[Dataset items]
════════════════
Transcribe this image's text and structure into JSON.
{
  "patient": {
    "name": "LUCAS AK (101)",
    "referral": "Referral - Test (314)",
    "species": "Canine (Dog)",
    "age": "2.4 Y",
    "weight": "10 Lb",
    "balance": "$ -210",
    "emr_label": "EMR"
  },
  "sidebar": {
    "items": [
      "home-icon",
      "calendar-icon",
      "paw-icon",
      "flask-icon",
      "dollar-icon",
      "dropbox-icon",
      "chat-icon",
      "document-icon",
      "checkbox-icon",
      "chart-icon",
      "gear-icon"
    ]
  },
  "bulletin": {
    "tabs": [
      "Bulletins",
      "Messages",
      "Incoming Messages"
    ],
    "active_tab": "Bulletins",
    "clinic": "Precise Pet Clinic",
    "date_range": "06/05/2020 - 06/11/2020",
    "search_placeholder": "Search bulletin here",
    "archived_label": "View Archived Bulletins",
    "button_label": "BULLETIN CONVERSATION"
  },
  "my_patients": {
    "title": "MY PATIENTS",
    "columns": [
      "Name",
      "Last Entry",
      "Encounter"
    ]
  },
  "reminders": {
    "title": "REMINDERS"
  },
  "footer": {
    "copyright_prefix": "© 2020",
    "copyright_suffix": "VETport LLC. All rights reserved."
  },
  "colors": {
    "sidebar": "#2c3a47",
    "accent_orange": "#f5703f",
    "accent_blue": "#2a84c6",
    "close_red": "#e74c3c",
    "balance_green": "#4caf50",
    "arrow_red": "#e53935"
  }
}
════════════════
▸ Task statement:
Sift through the entries and copy every line with "Bulletins".

▸ Answer to this task:
      "Bulletins",
    "active_tab": "Bulletins",
    "archived_label": "View Archived Bulletins",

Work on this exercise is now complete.